→ **GIVEN TASK**
Within the records that follow, find every line containing the string "Base". Copy those lines.

→ **RECORDS SHOWN**
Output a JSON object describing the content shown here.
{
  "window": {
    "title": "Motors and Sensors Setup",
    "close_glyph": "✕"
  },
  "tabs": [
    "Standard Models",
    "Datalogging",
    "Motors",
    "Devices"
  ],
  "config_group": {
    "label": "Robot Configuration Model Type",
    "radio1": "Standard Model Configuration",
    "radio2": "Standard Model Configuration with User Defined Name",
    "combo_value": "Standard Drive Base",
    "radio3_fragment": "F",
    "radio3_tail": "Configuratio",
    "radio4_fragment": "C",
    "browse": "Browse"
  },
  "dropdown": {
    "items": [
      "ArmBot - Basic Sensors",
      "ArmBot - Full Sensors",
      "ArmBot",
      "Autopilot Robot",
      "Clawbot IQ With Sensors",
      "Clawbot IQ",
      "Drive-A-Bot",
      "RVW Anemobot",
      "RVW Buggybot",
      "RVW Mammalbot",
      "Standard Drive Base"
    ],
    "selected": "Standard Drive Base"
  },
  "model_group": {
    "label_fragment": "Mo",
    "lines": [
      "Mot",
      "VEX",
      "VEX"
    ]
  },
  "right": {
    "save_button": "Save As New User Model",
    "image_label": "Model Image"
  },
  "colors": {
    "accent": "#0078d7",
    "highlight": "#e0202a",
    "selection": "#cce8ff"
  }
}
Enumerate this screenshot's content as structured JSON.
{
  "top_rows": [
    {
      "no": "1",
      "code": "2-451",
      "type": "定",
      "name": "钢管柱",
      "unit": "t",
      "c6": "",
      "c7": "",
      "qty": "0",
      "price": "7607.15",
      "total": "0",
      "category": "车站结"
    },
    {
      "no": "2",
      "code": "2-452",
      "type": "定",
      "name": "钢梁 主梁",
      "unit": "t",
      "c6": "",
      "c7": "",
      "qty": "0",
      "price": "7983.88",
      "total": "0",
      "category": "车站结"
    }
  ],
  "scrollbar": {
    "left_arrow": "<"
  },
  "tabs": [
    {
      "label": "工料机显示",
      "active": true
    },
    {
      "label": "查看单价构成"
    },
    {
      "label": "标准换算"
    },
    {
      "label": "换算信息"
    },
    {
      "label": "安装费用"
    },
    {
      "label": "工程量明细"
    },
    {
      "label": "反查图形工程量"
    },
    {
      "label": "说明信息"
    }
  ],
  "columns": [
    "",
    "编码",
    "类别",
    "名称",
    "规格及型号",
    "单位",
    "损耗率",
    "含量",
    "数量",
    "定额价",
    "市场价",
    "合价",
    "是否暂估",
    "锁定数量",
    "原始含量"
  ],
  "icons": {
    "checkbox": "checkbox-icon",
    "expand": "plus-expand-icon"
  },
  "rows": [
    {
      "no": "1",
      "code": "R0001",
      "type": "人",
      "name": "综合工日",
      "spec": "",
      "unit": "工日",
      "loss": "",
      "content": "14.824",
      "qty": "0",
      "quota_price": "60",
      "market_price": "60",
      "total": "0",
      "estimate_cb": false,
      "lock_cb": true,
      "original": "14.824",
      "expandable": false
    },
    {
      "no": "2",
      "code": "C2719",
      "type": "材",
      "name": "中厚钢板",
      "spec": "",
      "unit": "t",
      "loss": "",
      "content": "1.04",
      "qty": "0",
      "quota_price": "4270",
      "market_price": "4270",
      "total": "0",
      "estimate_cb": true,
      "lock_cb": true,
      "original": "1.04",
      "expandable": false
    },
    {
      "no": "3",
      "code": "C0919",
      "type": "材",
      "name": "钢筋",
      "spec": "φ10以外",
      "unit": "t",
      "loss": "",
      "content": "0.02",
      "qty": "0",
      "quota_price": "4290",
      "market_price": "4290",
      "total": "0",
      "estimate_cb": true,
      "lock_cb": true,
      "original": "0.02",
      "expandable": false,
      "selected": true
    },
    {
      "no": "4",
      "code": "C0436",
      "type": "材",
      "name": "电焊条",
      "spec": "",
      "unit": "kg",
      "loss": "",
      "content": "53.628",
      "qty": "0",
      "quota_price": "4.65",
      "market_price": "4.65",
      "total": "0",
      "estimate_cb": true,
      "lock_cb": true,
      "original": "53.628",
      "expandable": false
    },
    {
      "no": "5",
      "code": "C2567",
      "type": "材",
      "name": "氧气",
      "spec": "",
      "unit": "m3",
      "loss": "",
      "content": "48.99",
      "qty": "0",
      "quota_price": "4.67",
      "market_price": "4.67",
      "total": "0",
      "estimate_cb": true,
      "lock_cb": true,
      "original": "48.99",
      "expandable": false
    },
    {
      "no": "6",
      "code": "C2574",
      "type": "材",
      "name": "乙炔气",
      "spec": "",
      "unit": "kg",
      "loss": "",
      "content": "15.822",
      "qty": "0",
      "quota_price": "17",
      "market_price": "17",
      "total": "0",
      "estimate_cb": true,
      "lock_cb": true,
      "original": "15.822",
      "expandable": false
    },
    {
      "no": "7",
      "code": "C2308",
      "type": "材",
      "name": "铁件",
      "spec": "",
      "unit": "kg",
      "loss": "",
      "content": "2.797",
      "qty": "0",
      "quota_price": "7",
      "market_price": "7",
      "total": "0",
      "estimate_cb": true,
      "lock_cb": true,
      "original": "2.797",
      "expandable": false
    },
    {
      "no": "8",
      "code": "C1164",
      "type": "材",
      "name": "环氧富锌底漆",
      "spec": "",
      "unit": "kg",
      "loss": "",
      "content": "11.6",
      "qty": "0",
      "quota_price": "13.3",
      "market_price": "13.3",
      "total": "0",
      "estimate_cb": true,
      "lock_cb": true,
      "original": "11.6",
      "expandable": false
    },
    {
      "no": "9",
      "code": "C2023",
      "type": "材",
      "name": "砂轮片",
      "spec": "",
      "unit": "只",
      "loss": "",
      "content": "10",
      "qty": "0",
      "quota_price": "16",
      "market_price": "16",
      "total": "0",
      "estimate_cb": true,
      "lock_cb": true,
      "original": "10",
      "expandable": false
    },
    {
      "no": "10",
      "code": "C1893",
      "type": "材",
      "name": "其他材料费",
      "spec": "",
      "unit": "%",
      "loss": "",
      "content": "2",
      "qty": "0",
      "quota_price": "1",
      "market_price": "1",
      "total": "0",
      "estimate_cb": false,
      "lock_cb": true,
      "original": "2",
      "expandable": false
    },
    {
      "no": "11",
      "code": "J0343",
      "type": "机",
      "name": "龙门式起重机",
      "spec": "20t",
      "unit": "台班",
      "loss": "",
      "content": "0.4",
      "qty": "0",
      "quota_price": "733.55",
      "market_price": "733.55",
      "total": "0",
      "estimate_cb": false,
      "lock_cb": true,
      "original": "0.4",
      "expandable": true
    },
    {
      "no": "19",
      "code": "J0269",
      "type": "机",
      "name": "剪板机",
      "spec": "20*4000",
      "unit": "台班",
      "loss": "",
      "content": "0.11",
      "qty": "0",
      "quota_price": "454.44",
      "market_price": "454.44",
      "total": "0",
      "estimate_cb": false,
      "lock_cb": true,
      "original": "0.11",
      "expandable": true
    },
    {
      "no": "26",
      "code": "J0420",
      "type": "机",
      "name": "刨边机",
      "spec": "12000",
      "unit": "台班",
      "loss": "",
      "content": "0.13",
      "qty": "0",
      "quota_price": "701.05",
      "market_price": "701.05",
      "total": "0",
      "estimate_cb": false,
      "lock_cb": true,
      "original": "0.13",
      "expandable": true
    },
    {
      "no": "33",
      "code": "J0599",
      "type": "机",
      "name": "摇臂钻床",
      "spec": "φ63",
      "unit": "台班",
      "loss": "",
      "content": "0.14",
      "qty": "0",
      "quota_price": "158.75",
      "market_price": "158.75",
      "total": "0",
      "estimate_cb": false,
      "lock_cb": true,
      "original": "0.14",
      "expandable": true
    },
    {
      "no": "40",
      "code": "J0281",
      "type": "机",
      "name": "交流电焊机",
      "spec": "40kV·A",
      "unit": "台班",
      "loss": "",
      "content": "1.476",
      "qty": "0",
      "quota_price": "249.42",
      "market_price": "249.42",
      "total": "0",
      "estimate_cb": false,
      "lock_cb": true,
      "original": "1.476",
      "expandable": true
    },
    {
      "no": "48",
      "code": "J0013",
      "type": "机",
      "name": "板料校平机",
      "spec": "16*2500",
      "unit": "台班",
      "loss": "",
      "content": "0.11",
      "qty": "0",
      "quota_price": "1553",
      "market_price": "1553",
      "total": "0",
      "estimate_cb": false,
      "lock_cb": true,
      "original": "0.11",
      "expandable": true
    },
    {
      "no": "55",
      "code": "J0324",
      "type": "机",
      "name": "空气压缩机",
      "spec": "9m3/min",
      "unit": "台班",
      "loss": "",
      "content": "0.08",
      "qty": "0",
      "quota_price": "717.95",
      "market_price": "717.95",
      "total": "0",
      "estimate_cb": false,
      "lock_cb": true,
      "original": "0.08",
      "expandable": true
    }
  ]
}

→ **WRITTEN RESPONSE**
    "combo_value": "Standard Drive Base",
      "Standard Drive Base"
    "selected": "Standard Drive Base"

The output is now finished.